### What is required
Say how many lines include the word "Gain", using only a number.

+ + +

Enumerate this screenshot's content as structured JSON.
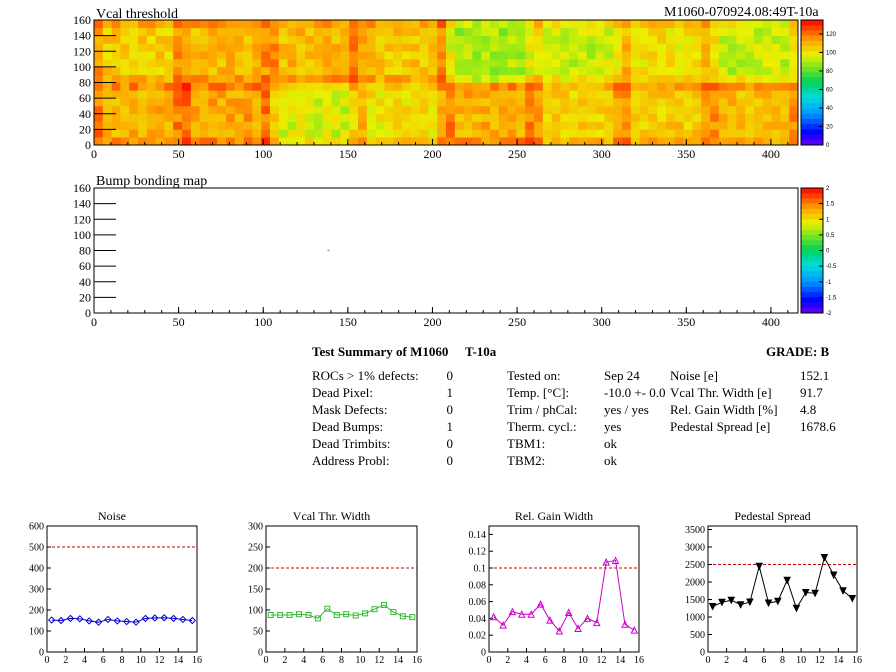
{
  "module_id": "M1060-070924.08:49T-10a",
  "summary": {
    "title": "Test Summary of M1060",
    "test_label": "T-10a",
    "grade": "GRADE:  B",
    "left": [
      {
        "label": "ROCs > 1% defects:",
        "value": "0"
      },
      {
        "label": "Dead Pixel:",
        "value": "1"
      },
      {
        "label": "Mask Defects:",
        "value": "0"
      },
      {
        "label": "Dead Bumps:",
        "value": "1"
      },
      {
        "label": "Dead Trimbits:",
        "value": "0"
      },
      {
        "label": "Address Probl:",
        "value": "0"
      }
    ],
    "middle": [
      {
        "label": "Tested on:",
        "value": "Sep 24"
      },
      {
        "label": "Temp. [°C]:",
        "value": "-10.0 +- 0.0"
      },
      {
        "label": "Trim / phCal:",
        "value": "yes / yes"
      },
      {
        "label": "Therm. cycl.:",
        "value": "yes"
      },
      {
        "label": "TBM1:",
        "value": "ok"
      },
      {
        "label": "TBM2:",
        "value": "ok"
      }
    ],
    "right": [
      {
        "label": "Noise [e]",
        "value": "152.1"
      },
      {
        "label": "Vcal Thr. Width [e]",
        "value": "91.7"
      },
      {
        "label": "Rel. Gain Width [%]",
        "value": "4.8"
      },
      {
        "label": "Pedestal Spread [e]",
        "value": "1678.6"
      }
    ]
  },
  "chart_data": [
    {
      "type": "heatmap",
      "title": "Vcal threshold",
      "x_ticks": [
        0,
        50,
        100,
        150,
        200,
        250,
        300,
        350,
        400
      ],
      "y_ticks": [
        0,
        20,
        40,
        60,
        80,
        100,
        120,
        140,
        160
      ],
      "xlim": [
        0,
        416
      ],
      "ylim": [
        0,
        160
      ],
      "colorbar": {
        "ticks": [
          "0",
          "20",
          "40",
          "60",
          "80",
          "100",
          "120"
        ],
        "range": [
          0,
          135
        ]
      },
      "roc_means": [
        [
          110,
          112,
          95,
          100,
          110,
          103,
          105,
          107
        ],
        [
          105,
          108,
          108,
          106,
          88,
          93,
          100,
          92
        ]
      ]
    },
    {
      "type": "heatmap",
      "title": "Bump bonding map",
      "x_ticks": [
        0,
        50,
        100,
        150,
        200,
        250,
        300,
        350,
        400
      ],
      "y_ticks": [
        0,
        20,
        40,
        60,
        80,
        100,
        120,
        140,
        160
      ],
      "xlim": [
        0,
        416
      ],
      "ylim": [
        0,
        160
      ],
      "colorbar": {
        "ticks": [
          "2",
          "1.5",
          "1",
          "0.5",
          "0",
          "-0.5",
          "-1",
          "-1.5",
          "-2"
        ],
        "range": [
          -2,
          2
        ]
      },
      "points": [
        {
          "x": 138,
          "y": 80,
          "value": 0.2
        }
      ]
    },
    {
      "type": "line",
      "title": "Noise",
      "x_ticks": [
        0,
        2,
        4,
        6,
        8,
        10,
        12,
        14,
        16
      ],
      "y_ticks": [
        0,
        100,
        200,
        300,
        400,
        500,
        600
      ],
      "xlim": [
        0,
        16
      ],
      "ylim": [
        0,
        600
      ],
      "threshold": 500,
      "color": "#0000cc",
      "marker": "diamond",
      "x": [
        0.5,
        1.5,
        2.5,
        3.5,
        4.5,
        5.5,
        6.5,
        7.5,
        8.5,
        9.5,
        10.5,
        11.5,
        12.5,
        13.5,
        14.5,
        15.5
      ],
      "values": [
        152,
        150,
        160,
        158,
        148,
        142,
        155,
        148,
        145,
        142,
        160,
        162,
        163,
        160,
        155,
        150
      ]
    },
    {
      "type": "line",
      "title": "Vcal Thr. Width",
      "x_ticks": [
        0,
        2,
        4,
        6,
        8,
        10,
        12,
        14,
        16
      ],
      "y_ticks": [
        0,
        50,
        100,
        150,
        200,
        250,
        300
      ],
      "xlim": [
        0,
        16
      ],
      "ylim": [
        0,
        300
      ],
      "threshold": 200,
      "color": "#33bb33",
      "marker": "square",
      "x": [
        0.5,
        1.5,
        2.5,
        3.5,
        4.5,
        5.5,
        6.5,
        7.5,
        8.5,
        9.5,
        10.5,
        11.5,
        12.5,
        13.5,
        14.5,
        15.5
      ],
      "values": [
        88,
        88,
        88,
        90,
        88,
        80,
        103,
        88,
        90,
        87,
        92,
        102,
        112,
        95,
        85,
        83
      ]
    },
    {
      "type": "line",
      "title": "Rel. Gain Width",
      "x_ticks": [
        0,
        2,
        4,
        6,
        8,
        10,
        12,
        14,
        16
      ],
      "y_ticks": [
        "0",
        "0.02",
        "0.04",
        "0.06",
        "0.08",
        "0.1",
        "0.12",
        "0.14"
      ],
      "xlim": [
        0,
        16
      ],
      "ylim": [
        0,
        0.15
      ],
      "threshold": 0.1,
      "color": "#cc00cc",
      "marker": "triangle",
      "x": [
        0.5,
        1.5,
        2.5,
        3.5,
        4.5,
        5.5,
        6.5,
        7.5,
        8.5,
        9.5,
        10.5,
        11.5,
        12.5,
        13.5,
        14.5,
        15.5
      ],
      "values": [
        0.042,
        0.032,
        0.048,
        0.045,
        0.045,
        0.057,
        0.038,
        0.025,
        0.047,
        0.028,
        0.04,
        0.035,
        0.107,
        0.109,
        0.033,
        0.026
      ]
    },
    {
      "type": "line",
      "title": "Pedestal Spread",
      "x_ticks": [
        0,
        2,
        4,
        6,
        8,
        10,
        12,
        14,
        16
      ],
      "y_ticks": [
        0,
        500,
        1000,
        1500,
        2000,
        2500,
        3000,
        3500
      ],
      "xlim": [
        0,
        16
      ],
      "ylim": [
        0,
        3600
      ],
      "threshold": 2500,
      "color": "#000000",
      "marker": "triangle-down",
      "x": [
        0.5,
        1.5,
        2.5,
        3.5,
        4.5,
        5.5,
        6.5,
        7.5,
        8.5,
        9.5,
        10.5,
        11.5,
        12.5,
        13.5,
        14.5,
        15.5
      ],
      "values": [
        1300,
        1420,
        1480,
        1350,
        1430,
        2450,
        1400,
        1450,
        2050,
        1250,
        1700,
        1680,
        2700,
        2200,
        1750,
        1530
      ]
    }
  ]
}
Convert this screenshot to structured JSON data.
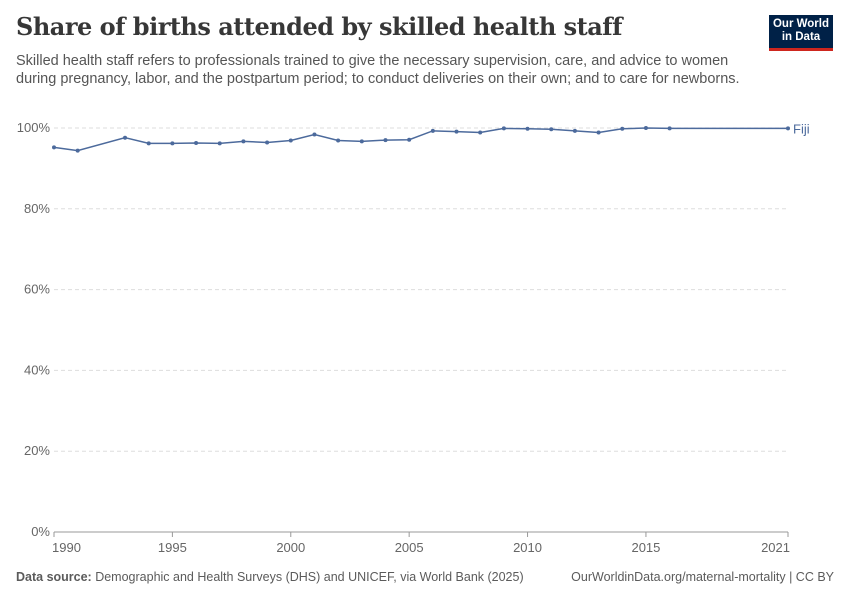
{
  "title": "Share of births attended by skilled health staff",
  "subtitle": "Skilled health staff refers to professionals trained to give the necessary supervision, care, and advice to women during pregnancy, labor, and the postpartum period; to conduct deliveries on their own; and to care for newborns.",
  "logo": {
    "line1": "Our World",
    "line2": "in Data"
  },
  "footer": {
    "source_label": "Data source:",
    "source": " Demographic and Health Surveys (DHS) and UNICEF, via World Bank (2025)",
    "link": "OurWorldinData.org/maternal-mortality | CC BY"
  },
  "chart_data": {
    "type": "line",
    "xlim": [
      1990,
      2021
    ],
    "ylim": [
      0,
      100
    ],
    "x_ticks": [
      "1990",
      "1995",
      "2000",
      "2005",
      "2010",
      "2015",
      "2021"
    ],
    "y_ticks": [
      "0%",
      "20%",
      "40%",
      "60%",
      "80%",
      "100%"
    ],
    "grid": true,
    "color": "#4c6a9c",
    "series": [
      {
        "name": "Fiji",
        "x": [
          1990,
          1991,
          1993,
          1994,
          1995,
          1996,
          1997,
          1998,
          1999,
          2000,
          2001,
          2002,
          2003,
          2004,
          2005,
          2006,
          2007,
          2008,
          2009,
          2010,
          2011,
          2012,
          2013,
          2014,
          2015,
          2016,
          2021
        ],
        "y": [
          95.2,
          94.4,
          97.6,
          96.2,
          96.2,
          96.3,
          96.2,
          96.7,
          96.4,
          96.9,
          98.4,
          96.9,
          96.7,
          97.0,
          97.1,
          99.3,
          99.1,
          98.9,
          99.9,
          99.8,
          99.7,
          99.3,
          98.9,
          99.8,
          100,
          99.9,
          99.9
        ]
      }
    ]
  }
}
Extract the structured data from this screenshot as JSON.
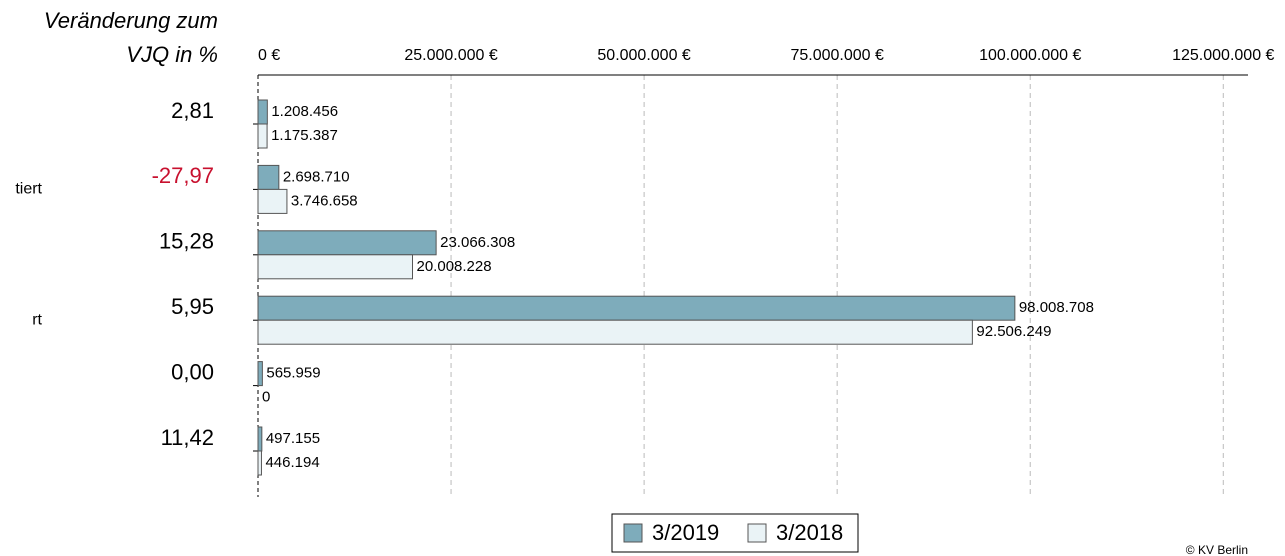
{
  "chart_data": {
    "type": "bar",
    "orientation": "horizontal",
    "change_title": [
      "Veränderung zum",
      "VJQ in %"
    ],
    "categories": [
      null,
      "tiert",
      null,
      "rt",
      null,
      null
    ],
    "change": {
      "values": [
        2.81,
        -27.97,
        15.28,
        5.95,
        0.0,
        11.42
      ],
      "value_labels": [
        "2,81",
        "-27,97",
        "15,28",
        "5,95",
        "0,00",
        "11,42"
      ],
      "color": "#000000",
      "negative_color": "#c8102e"
    },
    "series": [
      {
        "name": "3/2019",
        "color": "#7eacbb",
        "values": [
          1208456,
          2698710,
          23066308,
          98008708,
          565959,
          497155
        ],
        "value_labels": [
          "1.208.456",
          "2.698.710",
          "23.066.308",
          "98.008.708",
          "565.959",
          "497.155"
        ]
      },
      {
        "name": "3/2018",
        "color": "#eaf3f6",
        "values": [
          1175387,
          3746658,
          20008228,
          92506249,
          0,
          446194
        ],
        "value_labels": [
          "1.175.387",
          "3.746.658",
          "20.008.228",
          "92.506.249",
          "0",
          "446.194"
        ]
      }
    ],
    "xlim": [
      0,
      128200000
    ],
    "xticks": [
      {
        "value": 0,
        "label": "0 €"
      },
      {
        "value": 25000000,
        "label": "25.000.000 €"
      },
      {
        "value": 50000000,
        "label": "50.000.000 €"
      },
      {
        "value": 75000000,
        "label": "75.000.000 €"
      },
      {
        "value": 100000000,
        "label": "100.000.000 €"
      },
      {
        "value": 125000000,
        "label": "125.000.000 €"
      }
    ],
    "grid": true,
    "legend": "bottom",
    "credit": "© KV Berlin"
  }
}
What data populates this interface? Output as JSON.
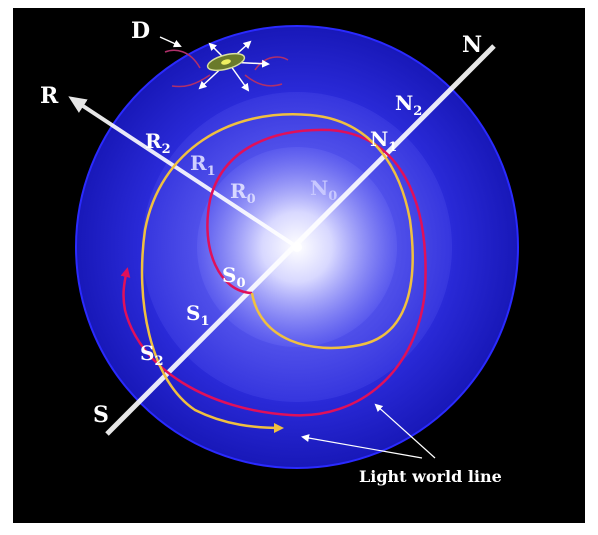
{
  "diagram": {
    "labels": {
      "D": "D",
      "N": "N",
      "R": "R",
      "S": "S",
      "N2": {
        "base": "N",
        "sub": "2"
      },
      "N1": {
        "base": "N",
        "sub": "1"
      },
      "N0": {
        "base": "N",
        "sub": "0"
      },
      "R2": {
        "base": "R",
        "sub": "2"
      },
      "R1": {
        "base": "R",
        "sub": "1"
      },
      "R0": {
        "base": "R",
        "sub": "0"
      },
      "S0": {
        "base": "S",
        "sub": "0"
      },
      "S1": {
        "base": "S",
        "sub": "1"
      },
      "S2": {
        "base": "S",
        "sub": "2"
      }
    },
    "caption": "Light world line",
    "colors": {
      "background": "#000000",
      "outer_sphere": "#1c1cc8",
      "sphere_edge": "#2a2aff",
      "core_glow": "#ffffff",
      "red_path": "#e0105a",
      "yellow_path": "#f0c040",
      "axis": "#ffffff"
    }
  }
}
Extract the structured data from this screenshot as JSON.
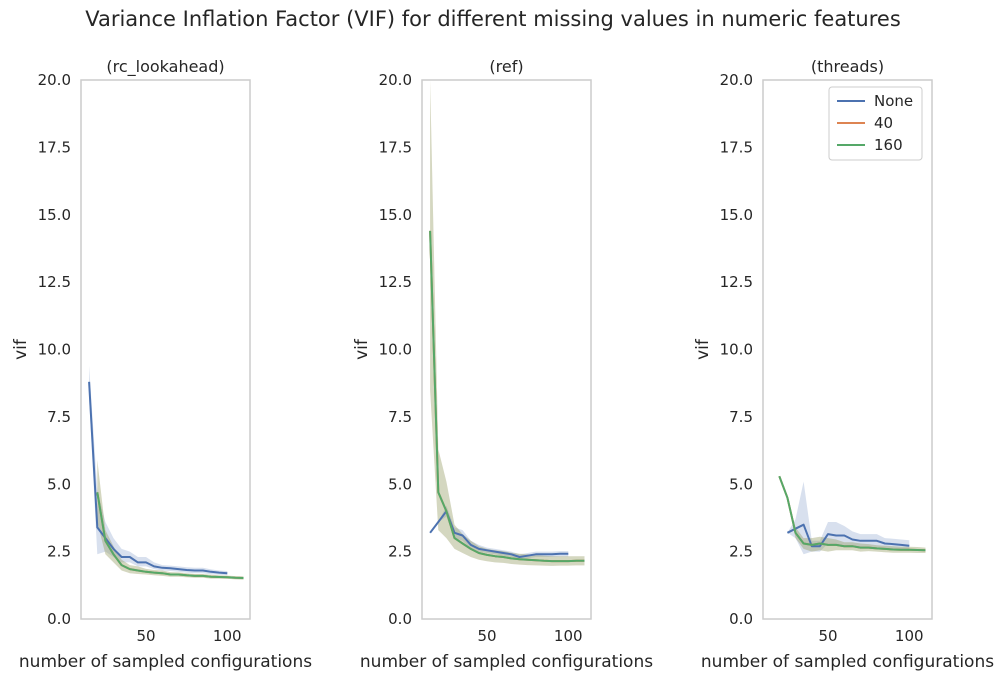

+ + +

### Task output
2